### WRITTEN TASK:
In the coolant sensor thread, rewrite the part starting at "Couldn't find it" and ending at "place at europartsdirect.com.", swapping every "prong" for "pin".

### PASSAGE SHOWN:
Couldn't find it at autozone or europartsdirect.com.
I think http://www.tdiparts.com has them. The thing is I'm not sure which one.
My car has a *green rectangular* 4 prong sensor. The sensor at autozone was a green D-shaped 4 prong sensor. I'm thinking I need the blue 4 prong from tdiparts.com, but it doesn't list my engine (AEG) on the 'This Product Fits the Following Vehicles' list.


----------



## germancarnut51 (Mar 23, 2008)

*Re: Coolant Temperature Sensor Resistance Values & Replacement (chiltonRabbit)*

You were probably looking in the wrong place at europartsdirect.com.
I had no problem at all locating a green rectangular 4-pin temp sensor for a MKIV TDI engine.
manufacturer: Meyle part number: VWW004876 price: $14.25
Parts are not always listed under the category that you think they should be. To find your temp sensor, since you wrote that your engine is a AEG TDI, I assumed that you have a MKIV. Knowing that MKIVs were made between 99.5 and about 2004, I picked 2002 for the year of the car I was looking for parts for, and 2.0TDI as the engine.
Since I found the temp sensor for my MKIII under Instrument Sensor Heading, that's where I looked for yours. And BINGO, there it was, listed along with the Green D-shaped sensor that you wrote that you found.
Don't forget the sensor o-ring. Infact get a spare or two. They're cheap and there are more than one on your engine. If you can get your order up to $49, the shipping is free. Otherwise, I think the last small emergency order I placed (needed the parts right away, and didn't need $49 worth) cost me like $8 for shipping.
I make a list of small stuff I'd like to keep for spares when I'm between orders, and when I need a part now, I run the order total up to $49 from my list of desired spares. Some of the stuff that is handy to have (at least on MKIIIs) are for instance: The coolant flange on the back of the head (that houses the sensor you want to buy), sensor o-rings, and thermostat cover (they leak like the coolant flange). The stupid coolant flange probably costs $20-$25 at the VW dealer if you were forced to buy it there in an emergency (like $8.70 from europartsdirect). The thermostat cover costs like $4.70 from europartsdirect, and about $10 from VW. You get the picture? 


_Modified by germancarnut51 at 8:10 PM 2-26-2009_


----------



## chiltonRabbit (Feb 14, 2009)

*Re: Coolant Temperature Sensor Resistance Values & Replacement (germancarnut51)*

Thanks.
The VWW004876 sensor (D-shaped) is actually the wrong one for my car. I saw that one earlier but couldn't find a green *rectangular* coolant sensor. I checked again and found the one I was looking for. Didn't realize it was labeled as a water temperature sender. I was looking for it to say coolant sensor.
$13.26 - Meyle VWW090712 -- Water Temperature Sender
For Gauge & Fuel Injection; Blue 4 Pin, 20mm Clip-In 
Not to get too off topic but:
I might need a new ignition wire set but not sure the aftermarket one they have listed is any good. (part #: VWW081797). Any difference between this one and the ones from autozone.com?
I also just recently bought bosch platinum+4 spark plugs and have been reading mostly negative reviews about them (no problems this far). Should I grab NGK spark plugs instead? (part #: VWW038811)


----------



## germancarnut51 (Mar 23, 2008)

### INFORMATION PROVIDED:
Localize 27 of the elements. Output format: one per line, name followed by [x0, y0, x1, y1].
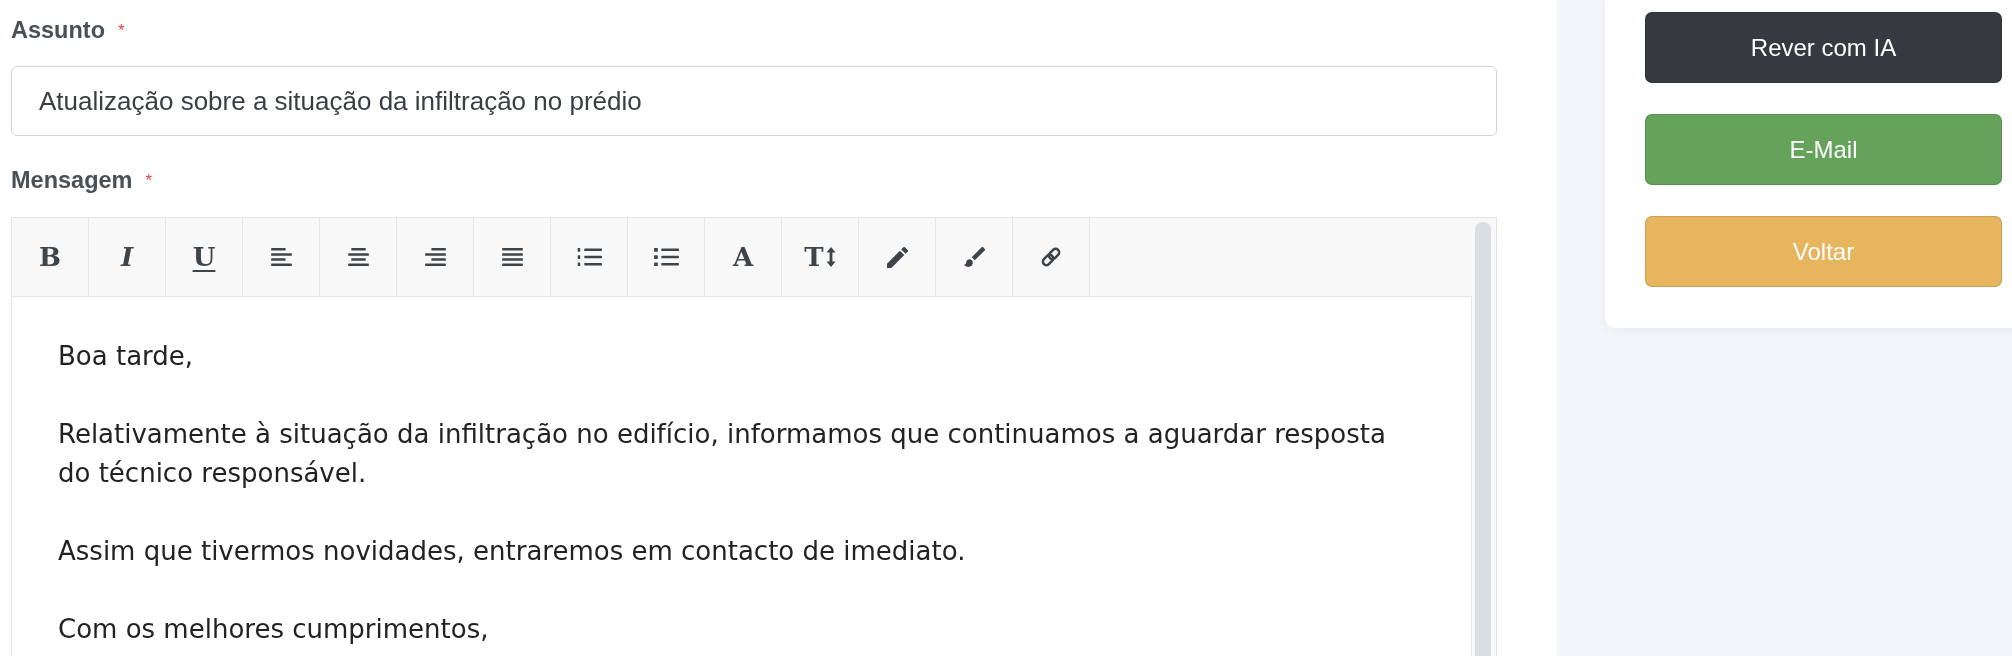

### EXERCISE OUTPUT:
Couldn't find it at autozone or europartsdirect.com.
I think http://www.tdiparts.com has them. The thing is I'm not sure which one.
My car has a *green rectangular* 4 pin sensor. The sensor at autozone was a green D-shaped 4 pin sensor. I'm thinking I need the blue 4 pin from tdiparts.com, but it doesn't list my engine (AEG) on the 'This Product Fits the Following Vehicles' list.


----------



## germancarnut51 (Mar 23, 2008)

*Re: Coolant Temperature Sensor Resistance Values & Replacement (chiltonRabbit)*

You were probably looking in the wrong place at europartsdirect.com.